Start of EXCERPTED RECORDS

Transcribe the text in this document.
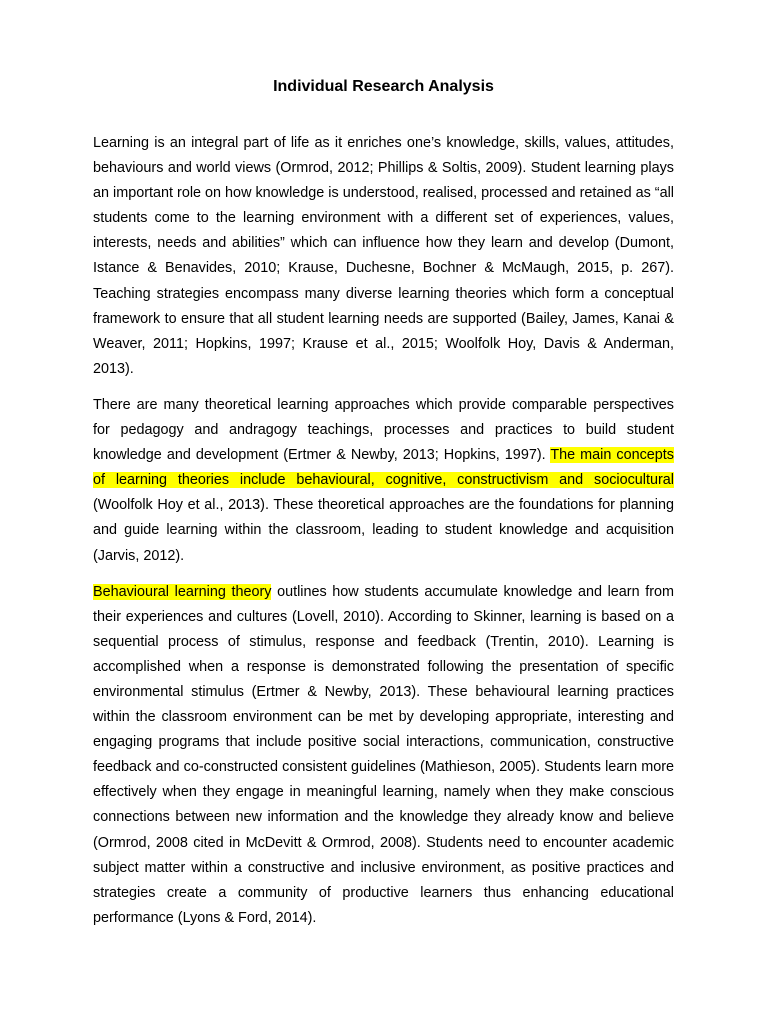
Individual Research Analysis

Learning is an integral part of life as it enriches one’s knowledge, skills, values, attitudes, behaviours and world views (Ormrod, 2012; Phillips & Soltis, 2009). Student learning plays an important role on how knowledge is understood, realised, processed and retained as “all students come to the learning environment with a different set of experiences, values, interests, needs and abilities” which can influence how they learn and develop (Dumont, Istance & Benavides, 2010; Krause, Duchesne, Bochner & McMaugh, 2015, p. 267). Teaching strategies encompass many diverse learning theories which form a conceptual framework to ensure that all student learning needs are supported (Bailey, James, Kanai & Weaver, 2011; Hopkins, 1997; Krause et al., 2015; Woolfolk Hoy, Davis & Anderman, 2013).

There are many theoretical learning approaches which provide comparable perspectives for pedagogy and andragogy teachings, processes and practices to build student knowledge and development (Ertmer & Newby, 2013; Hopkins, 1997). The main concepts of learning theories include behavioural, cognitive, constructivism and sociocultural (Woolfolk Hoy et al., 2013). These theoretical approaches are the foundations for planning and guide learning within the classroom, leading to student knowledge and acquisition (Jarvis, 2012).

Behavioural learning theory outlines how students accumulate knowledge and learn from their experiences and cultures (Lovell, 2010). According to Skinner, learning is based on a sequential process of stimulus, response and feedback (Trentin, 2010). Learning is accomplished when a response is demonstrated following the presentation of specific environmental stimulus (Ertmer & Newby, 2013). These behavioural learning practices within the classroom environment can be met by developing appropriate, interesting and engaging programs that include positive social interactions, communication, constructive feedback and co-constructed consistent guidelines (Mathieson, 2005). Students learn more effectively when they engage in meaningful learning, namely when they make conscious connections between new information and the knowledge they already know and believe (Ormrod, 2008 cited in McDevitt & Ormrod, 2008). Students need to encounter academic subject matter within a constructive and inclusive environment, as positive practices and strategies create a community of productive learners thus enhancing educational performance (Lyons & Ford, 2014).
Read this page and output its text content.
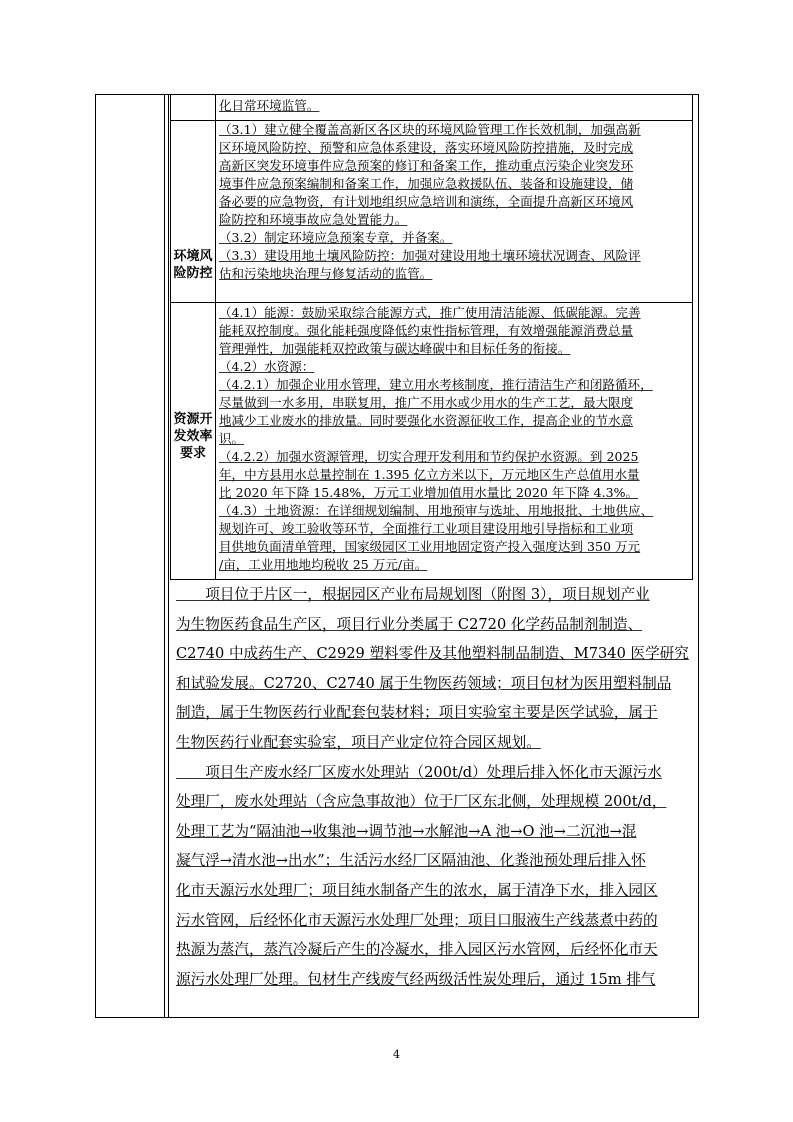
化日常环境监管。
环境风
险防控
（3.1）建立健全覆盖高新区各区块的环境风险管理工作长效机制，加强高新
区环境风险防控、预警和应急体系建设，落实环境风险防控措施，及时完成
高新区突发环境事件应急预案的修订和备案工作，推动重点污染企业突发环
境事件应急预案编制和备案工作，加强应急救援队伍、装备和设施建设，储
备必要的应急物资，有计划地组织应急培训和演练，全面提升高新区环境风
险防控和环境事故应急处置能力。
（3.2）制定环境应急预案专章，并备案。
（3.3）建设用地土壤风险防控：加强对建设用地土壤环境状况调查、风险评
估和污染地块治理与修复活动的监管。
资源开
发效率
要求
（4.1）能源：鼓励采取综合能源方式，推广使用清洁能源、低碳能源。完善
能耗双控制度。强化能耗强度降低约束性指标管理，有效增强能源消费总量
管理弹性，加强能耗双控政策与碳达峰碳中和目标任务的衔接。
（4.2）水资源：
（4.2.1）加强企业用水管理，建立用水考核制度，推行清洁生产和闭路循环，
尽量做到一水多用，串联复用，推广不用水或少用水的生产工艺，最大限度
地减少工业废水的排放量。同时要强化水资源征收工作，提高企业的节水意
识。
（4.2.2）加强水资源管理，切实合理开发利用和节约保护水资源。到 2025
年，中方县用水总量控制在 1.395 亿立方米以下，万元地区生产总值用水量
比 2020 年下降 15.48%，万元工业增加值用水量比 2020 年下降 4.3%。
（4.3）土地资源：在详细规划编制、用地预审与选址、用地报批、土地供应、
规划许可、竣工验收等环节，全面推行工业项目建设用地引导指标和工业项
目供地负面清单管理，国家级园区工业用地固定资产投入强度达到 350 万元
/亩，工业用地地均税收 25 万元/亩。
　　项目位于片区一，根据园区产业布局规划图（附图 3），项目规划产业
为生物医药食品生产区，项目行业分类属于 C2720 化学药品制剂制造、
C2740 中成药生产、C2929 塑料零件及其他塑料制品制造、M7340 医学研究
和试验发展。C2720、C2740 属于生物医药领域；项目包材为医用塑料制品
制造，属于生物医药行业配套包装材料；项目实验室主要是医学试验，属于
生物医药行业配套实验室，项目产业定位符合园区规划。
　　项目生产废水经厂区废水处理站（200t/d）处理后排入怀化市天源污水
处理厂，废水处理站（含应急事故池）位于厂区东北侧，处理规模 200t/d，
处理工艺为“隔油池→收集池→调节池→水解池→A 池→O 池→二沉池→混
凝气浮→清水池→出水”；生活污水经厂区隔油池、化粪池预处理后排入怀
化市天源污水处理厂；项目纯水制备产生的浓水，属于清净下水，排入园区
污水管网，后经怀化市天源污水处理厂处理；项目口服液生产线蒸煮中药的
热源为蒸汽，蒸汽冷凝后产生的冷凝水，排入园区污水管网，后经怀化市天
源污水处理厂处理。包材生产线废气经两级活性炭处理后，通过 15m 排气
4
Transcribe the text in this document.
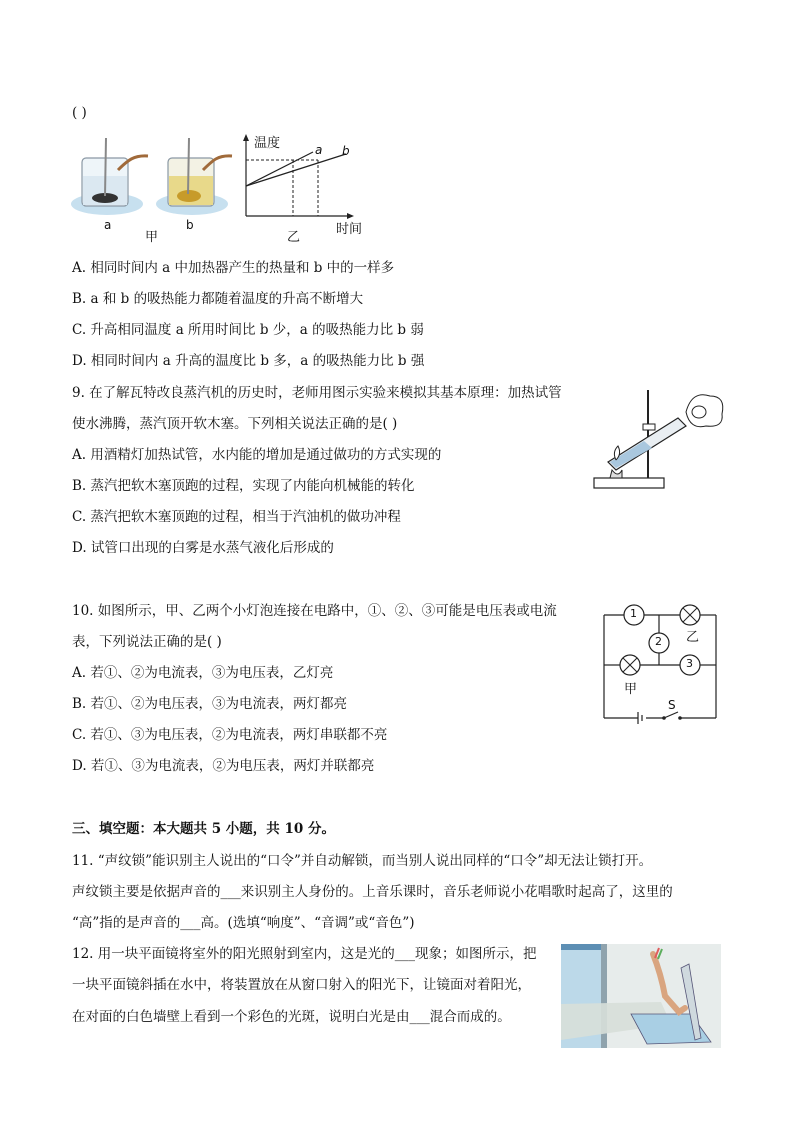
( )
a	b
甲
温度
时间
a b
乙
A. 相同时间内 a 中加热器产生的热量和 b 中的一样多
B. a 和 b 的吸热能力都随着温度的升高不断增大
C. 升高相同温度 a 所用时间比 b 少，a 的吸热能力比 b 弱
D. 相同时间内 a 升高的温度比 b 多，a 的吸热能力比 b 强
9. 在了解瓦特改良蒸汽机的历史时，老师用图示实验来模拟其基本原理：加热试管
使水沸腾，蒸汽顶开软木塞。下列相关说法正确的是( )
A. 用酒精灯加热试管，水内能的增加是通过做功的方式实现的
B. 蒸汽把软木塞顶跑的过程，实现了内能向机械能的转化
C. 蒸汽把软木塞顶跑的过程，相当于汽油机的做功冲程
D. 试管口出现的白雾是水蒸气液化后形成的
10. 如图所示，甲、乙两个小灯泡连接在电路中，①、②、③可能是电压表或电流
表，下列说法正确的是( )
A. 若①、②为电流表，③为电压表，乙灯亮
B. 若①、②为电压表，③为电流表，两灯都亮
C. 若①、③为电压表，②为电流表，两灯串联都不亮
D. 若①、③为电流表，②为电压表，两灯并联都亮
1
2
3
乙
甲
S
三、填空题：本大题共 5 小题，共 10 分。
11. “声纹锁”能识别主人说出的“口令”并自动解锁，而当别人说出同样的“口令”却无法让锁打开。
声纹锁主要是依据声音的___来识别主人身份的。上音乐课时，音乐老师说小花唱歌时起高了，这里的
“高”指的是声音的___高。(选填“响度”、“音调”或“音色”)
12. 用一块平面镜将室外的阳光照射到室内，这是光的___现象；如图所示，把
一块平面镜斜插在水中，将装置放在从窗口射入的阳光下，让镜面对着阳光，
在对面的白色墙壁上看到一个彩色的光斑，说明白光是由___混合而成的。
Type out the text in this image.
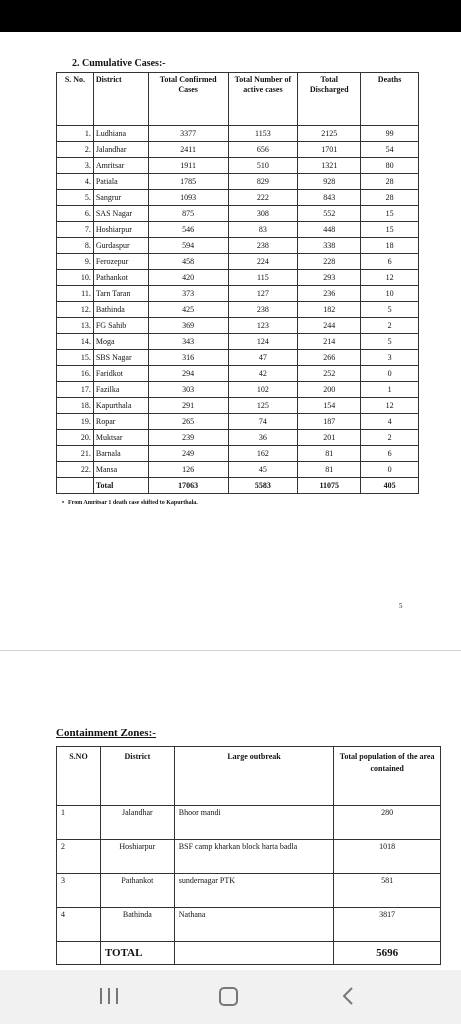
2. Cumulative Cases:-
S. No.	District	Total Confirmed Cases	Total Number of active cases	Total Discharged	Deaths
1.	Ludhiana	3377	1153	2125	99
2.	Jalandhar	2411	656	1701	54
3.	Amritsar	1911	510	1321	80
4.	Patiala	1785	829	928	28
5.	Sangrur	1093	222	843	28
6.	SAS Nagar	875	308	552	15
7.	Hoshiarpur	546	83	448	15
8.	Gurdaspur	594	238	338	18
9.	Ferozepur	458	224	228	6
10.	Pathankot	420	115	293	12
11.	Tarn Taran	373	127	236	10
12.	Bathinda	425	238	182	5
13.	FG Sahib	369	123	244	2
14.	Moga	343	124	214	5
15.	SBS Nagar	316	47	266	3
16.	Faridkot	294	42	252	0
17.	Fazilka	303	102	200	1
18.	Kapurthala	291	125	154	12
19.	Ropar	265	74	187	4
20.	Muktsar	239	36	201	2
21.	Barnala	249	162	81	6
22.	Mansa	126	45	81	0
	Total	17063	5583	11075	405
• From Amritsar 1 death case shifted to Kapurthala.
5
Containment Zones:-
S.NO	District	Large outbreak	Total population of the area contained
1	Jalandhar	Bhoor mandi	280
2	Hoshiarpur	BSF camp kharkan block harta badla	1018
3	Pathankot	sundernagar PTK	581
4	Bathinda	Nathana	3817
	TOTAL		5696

End of EXCERPTED RECORDS

Starting with the line that holds "Type out the text in this image.", retype each line through the last one in the listing above, exactly as written. Do not copy any pictures.

Type out the text in this image.
2. Cumulative Cases:-
S. No.	District	Total Confirmed Cases	Total Number of active cases	Total Discharged	Deaths
1.	Ludhiana	3377	1153	2125	99
2.	Jalandhar	2411	656	1701	54
3.	Amritsar	1911	510	1321	80
4.	Patiala	1785	829	928	28
5.	Sangrur	1093	222	843	28
6.	SAS Nagar	875	308	552	15
7.	Hoshiarpur	546	83	448	15
8.	Gurdaspur	594	238	338	18
9.	Ferozepur	458	224	228	6
10.	Pathankot	420	115	293	12
11.	Tarn Taran	373	127	236	10
12.	Bathinda	425	238	182	5
13.	FG Sahib	369	123	244	2
14.	Moga	343	124	214	5
15.	SBS Nagar	316	47	266	3
16.	Faridkot	294	42	252	0
17.	Fazilka	303	102	200	1
18.	Kapurthala	291	125	154	12
19.	Ropar	265	74	187	4
20.	Muktsar	239	36	201	2
21.	Barnala	249	162	81	6
22.	Mansa	126	45	81	0
	Total	17063	5583	11075	405
• From Amritsar 1 death case shifted to Kapurthala.
5
Containment Zones:-
S.NO	District	Large outbreak	Total population of the area contained
1	Jalandhar	Bhoor mandi	280
2	Hoshiarpur	BSF camp kharkan block harta badla	1018
3	Pathankot	sundernagar PTK	581
4	Bathinda	Nathana	3817
	TOTAL		5696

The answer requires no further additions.